** BEGIN Stored records **

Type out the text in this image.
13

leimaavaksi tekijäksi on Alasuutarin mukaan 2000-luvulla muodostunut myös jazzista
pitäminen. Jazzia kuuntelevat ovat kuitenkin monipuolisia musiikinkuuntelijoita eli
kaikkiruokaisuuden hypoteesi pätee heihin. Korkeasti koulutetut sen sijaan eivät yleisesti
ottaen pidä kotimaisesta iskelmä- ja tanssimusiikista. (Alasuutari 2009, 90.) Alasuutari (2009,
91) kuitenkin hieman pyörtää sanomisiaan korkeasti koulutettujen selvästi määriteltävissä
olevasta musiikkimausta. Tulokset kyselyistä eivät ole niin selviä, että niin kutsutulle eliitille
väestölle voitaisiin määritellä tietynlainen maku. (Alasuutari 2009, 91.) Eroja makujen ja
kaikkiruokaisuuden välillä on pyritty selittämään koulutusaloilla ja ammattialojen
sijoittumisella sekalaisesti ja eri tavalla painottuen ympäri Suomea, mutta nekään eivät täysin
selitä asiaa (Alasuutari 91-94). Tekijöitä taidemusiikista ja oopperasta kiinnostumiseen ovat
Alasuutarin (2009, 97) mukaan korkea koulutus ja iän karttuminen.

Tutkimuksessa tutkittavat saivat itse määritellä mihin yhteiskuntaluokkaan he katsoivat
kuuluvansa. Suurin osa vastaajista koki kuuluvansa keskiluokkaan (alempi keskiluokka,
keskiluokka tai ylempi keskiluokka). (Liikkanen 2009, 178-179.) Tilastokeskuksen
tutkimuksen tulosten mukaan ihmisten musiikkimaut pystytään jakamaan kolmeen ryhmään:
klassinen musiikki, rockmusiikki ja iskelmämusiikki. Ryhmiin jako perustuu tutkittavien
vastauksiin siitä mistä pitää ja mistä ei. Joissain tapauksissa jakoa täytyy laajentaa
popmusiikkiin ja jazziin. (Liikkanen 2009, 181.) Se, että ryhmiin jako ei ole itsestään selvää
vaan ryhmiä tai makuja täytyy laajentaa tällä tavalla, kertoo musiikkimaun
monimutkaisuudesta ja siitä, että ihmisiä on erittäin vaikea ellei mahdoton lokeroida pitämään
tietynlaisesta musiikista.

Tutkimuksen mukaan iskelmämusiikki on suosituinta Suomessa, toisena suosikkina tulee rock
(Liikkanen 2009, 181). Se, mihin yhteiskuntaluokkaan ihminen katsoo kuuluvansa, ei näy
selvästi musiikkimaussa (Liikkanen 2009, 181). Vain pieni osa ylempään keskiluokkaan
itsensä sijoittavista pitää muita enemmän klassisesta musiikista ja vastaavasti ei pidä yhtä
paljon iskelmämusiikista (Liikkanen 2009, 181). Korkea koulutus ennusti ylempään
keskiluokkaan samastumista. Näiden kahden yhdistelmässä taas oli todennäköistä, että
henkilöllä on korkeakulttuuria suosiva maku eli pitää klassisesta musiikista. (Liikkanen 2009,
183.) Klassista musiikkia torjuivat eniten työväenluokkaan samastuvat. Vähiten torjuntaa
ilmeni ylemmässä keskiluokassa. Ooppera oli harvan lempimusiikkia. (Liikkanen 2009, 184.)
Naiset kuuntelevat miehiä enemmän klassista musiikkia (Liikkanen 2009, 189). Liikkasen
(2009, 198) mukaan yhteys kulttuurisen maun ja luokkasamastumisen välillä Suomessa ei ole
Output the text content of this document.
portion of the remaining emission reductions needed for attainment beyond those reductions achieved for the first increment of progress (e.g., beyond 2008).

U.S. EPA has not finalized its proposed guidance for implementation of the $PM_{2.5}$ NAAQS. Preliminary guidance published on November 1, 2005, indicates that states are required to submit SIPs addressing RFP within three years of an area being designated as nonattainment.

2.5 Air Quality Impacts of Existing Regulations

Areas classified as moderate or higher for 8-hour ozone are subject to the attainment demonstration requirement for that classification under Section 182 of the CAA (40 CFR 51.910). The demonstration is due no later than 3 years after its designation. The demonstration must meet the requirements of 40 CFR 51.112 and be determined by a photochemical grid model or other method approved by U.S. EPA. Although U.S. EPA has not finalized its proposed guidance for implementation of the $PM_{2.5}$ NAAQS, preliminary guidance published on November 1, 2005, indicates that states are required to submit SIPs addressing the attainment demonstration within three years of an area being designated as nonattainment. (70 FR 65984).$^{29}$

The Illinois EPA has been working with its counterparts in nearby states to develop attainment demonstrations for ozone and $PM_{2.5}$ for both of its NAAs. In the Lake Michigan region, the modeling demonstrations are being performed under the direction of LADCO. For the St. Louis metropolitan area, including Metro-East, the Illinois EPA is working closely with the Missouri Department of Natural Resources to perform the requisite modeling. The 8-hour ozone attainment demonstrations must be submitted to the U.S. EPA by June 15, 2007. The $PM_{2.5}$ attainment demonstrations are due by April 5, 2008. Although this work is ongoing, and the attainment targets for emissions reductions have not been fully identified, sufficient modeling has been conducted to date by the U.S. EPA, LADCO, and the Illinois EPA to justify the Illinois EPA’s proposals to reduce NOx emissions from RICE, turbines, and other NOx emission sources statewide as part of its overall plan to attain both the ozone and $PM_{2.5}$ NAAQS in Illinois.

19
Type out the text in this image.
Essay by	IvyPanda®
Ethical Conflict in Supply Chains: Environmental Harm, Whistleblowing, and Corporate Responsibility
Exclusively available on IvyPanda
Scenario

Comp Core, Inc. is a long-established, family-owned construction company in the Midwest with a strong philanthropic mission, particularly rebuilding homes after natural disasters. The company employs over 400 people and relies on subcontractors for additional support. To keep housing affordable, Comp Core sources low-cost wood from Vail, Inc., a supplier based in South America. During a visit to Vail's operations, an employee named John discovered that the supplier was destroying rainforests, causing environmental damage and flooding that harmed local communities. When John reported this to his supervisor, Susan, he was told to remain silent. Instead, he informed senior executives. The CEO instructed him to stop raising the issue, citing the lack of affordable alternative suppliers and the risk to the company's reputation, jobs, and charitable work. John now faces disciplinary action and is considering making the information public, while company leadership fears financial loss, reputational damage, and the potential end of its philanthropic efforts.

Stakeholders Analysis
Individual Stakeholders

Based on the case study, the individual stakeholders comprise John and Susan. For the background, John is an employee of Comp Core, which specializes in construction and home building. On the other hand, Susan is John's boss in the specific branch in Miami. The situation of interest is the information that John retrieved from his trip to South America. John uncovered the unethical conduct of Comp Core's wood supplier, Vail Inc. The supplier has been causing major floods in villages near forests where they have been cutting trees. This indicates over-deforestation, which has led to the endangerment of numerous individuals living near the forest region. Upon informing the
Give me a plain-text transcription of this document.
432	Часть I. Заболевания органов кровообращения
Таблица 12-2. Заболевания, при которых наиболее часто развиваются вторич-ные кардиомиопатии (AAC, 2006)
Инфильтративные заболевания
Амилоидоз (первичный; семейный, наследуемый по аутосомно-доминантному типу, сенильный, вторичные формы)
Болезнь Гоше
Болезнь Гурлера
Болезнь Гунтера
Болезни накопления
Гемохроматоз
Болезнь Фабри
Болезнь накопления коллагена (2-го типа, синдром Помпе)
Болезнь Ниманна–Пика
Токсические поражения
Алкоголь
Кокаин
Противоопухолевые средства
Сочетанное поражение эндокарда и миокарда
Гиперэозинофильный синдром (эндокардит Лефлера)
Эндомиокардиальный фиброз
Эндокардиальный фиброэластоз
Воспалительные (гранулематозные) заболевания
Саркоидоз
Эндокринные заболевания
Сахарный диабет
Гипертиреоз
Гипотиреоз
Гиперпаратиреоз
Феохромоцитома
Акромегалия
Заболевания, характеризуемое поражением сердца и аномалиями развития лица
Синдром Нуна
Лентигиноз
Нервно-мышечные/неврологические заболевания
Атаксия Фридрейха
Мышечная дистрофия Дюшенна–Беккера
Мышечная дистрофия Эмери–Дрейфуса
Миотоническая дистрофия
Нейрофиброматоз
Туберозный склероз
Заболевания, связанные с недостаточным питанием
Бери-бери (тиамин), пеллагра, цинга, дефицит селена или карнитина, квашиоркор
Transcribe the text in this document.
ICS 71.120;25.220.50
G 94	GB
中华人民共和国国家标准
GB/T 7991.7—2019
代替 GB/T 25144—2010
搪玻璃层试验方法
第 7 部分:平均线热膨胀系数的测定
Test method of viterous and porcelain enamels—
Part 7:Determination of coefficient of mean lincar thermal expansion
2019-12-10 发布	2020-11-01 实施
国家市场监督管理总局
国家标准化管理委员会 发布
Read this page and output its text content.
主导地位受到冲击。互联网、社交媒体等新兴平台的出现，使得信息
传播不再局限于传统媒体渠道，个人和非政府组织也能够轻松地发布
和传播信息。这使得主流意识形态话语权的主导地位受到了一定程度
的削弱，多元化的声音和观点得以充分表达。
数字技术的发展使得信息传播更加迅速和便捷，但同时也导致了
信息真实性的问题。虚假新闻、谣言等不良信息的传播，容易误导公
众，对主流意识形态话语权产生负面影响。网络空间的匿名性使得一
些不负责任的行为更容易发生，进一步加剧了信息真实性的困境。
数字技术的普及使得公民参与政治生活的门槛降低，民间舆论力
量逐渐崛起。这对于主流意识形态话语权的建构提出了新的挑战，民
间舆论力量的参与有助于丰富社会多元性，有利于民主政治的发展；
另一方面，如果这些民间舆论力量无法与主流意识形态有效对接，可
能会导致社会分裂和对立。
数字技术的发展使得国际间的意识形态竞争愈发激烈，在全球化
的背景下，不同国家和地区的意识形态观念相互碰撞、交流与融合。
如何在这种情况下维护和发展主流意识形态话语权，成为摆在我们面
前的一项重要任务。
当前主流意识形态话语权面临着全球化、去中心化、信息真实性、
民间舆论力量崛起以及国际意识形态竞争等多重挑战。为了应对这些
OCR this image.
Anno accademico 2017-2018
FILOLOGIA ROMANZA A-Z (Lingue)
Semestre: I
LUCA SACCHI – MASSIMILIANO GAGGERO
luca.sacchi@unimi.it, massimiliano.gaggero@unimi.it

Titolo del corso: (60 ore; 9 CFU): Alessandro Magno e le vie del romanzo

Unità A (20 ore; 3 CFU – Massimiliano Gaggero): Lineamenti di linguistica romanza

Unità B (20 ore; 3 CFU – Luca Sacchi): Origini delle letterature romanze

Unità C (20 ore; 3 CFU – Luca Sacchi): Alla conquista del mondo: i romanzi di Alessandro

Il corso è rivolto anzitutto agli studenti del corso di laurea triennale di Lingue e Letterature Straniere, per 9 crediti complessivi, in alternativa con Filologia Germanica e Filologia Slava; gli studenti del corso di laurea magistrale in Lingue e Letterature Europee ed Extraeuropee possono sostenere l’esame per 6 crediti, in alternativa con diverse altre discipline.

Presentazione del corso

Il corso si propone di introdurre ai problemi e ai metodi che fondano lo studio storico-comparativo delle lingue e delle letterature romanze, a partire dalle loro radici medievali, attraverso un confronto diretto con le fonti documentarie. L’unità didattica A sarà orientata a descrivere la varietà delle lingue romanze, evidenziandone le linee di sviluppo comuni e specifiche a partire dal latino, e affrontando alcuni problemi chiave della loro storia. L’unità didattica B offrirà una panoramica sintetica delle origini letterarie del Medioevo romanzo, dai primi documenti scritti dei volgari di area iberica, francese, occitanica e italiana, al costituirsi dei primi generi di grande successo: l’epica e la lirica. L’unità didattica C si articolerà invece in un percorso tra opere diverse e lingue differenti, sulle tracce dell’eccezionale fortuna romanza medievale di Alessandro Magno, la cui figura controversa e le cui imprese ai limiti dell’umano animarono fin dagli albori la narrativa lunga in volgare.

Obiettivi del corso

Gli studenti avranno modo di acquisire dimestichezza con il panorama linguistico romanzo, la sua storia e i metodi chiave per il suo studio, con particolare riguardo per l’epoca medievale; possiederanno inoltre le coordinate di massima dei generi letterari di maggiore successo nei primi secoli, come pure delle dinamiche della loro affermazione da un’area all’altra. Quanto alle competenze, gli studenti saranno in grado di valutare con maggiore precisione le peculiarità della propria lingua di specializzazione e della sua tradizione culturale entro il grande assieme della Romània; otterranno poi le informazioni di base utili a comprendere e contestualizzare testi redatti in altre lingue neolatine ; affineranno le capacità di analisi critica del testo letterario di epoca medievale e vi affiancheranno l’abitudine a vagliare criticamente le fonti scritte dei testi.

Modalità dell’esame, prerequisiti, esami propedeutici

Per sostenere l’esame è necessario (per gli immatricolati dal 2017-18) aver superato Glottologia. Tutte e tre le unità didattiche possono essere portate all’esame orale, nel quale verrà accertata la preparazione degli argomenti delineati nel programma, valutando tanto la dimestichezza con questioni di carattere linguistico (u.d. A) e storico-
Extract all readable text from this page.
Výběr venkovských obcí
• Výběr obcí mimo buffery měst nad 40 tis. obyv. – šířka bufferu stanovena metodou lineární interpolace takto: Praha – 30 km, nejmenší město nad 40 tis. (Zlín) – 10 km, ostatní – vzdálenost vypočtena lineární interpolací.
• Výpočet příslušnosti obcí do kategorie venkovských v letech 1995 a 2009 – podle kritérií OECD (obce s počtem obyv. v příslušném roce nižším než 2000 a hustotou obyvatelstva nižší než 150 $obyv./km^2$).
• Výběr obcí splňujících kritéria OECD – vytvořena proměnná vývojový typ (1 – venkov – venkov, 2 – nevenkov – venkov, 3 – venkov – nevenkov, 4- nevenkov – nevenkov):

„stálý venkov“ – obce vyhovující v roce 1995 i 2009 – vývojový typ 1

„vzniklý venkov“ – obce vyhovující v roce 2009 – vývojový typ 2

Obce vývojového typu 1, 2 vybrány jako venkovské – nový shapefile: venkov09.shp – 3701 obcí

** END Stored records **

Filter the entries above down to the lines containing the word "kaikkiruokaisuuden".

kaikkiruokaisuuden hypoteesi pätee heihin. Korkeasti koulutetut sen sijaan eivät yleisesti
kaikkiruokaisuuden välillä on pyritty selittämään koulutusaloilla ja ammattialojen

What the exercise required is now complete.